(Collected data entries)
* Begin *

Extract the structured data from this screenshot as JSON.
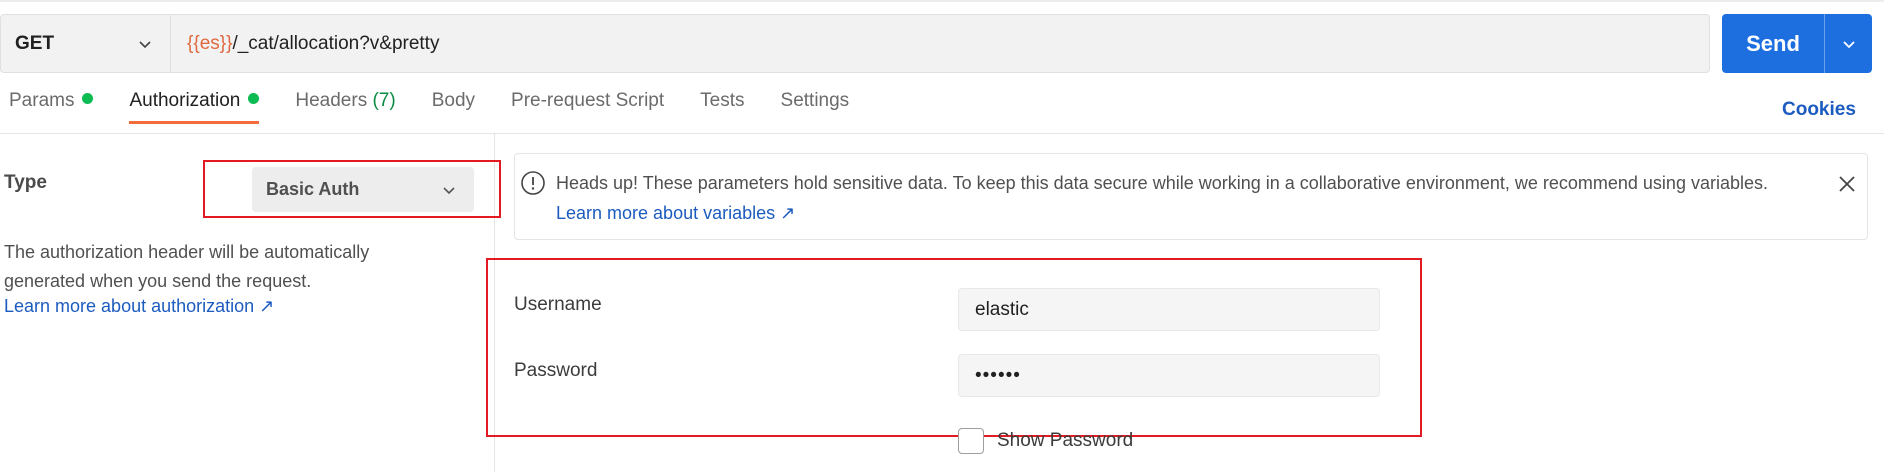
{
  "request": {
    "method": "GET",
    "url_variable": "{{es}}",
    "url_path": "/_cat/allocation?v&pretty",
    "send_label": "Send"
  },
  "tabs": [
    {
      "label": "Params",
      "has_dot": true,
      "active": false
    },
    {
      "label": "Authorization",
      "has_dot": true,
      "active": true
    },
    {
      "label": "Headers",
      "count": "(7)",
      "active": false
    },
    {
      "label": "Body",
      "active": false
    },
    {
      "label": "Pre-request Script",
      "active": false
    },
    {
      "label": "Tests",
      "active": false
    },
    {
      "label": "Settings",
      "active": false
    }
  ],
  "cookies_label": "Cookies",
  "auth": {
    "type_label": "Type",
    "type_value": "Basic Auth",
    "description": "The authorization header will be automatically generated when you send the request.",
    "learn_more": "Learn more about authorization ↗"
  },
  "banner": {
    "text": "Heads up! These parameters hold sensitive data. To keep this data secure while working in a collaborative environment, we recommend using variables.",
    "link": "Learn more about variables ↗"
  },
  "credentials": {
    "username_label": "Username",
    "username_value": "elastic",
    "password_label": "Password",
    "password_value": "••••••",
    "show_password_label": "Show Password"
  },
  "colors": {
    "send_button": "#1d6fe0",
    "active_tab_underline": "#f26b3a",
    "status_dot": "#0cbb52",
    "link": "#1c5bbf",
    "highlight_box": "#e21b23"
  },
  "icons": [
    "chevron-down-icon",
    "info-circle-icon",
    "close-icon",
    "checkbox-icon"
  ]
}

* End *

== EXERCISE AIM ==
Return all the entries word for word, but omit any pictures they contain.

== TASK OUTPUT ==
Extract the structured data from this screenshot as JSON.
{
  "request": {
    "method": "GET",
    "url_variable": "{{es}}",
    "url_path": "/_cat/allocation?v&pretty",
    "send_label": "Send"
  },
  "tabs": [
    {
      "label": "Params",
      "has_dot": true,
      "active": false
    },
    {
      "label": "Authorization",
      "has_dot": true,
      "active": true
    },
    {
      "label": "Headers",
      "count": "(7)",
      "active": false
    },
    {
      "label": "Body",
      "active": false
    },
    {
      "label": "Pre-request Script",
      "active": false
    },
    {
      "label": "Tests",
      "active": false
    },
    {
      "label": "Settings",
      "active": false
    }
  ],
  "cookies_label": "Cookies",
  "auth": {
    "type_label": "Type",
    "type_value": "Basic Auth",
    "description": "The authorization header will be automatically generated when you send the request.",
    "learn_more": "Learn more about authorization ↗"
  },
  "banner": {
    "text": "Heads up! These parameters hold sensitive data. To keep this data secure while working in a collaborative environment, we recommend using variables.",
    "link": "Learn more about variables ↗"
  },
  "credentials": {
    "username_label": "Username",
    "username_value": "elastic",
    "password_label": "Password",
    "password_value": "••••••",
    "show_password_label": "Show Password"
  },
  "colors": {
    "send_button": "#1d6fe0",
    "active_tab_underline": "#f26b3a",
    "status_dot": "#0cbb52",
    "link": "#1c5bbf",
    "highlight_box": "#e21b23"
  },
  "icons": [
    "chevron-down-icon",
    "info-circle-icon",
    "close-icon",
    "checkbox-icon"
  ]
}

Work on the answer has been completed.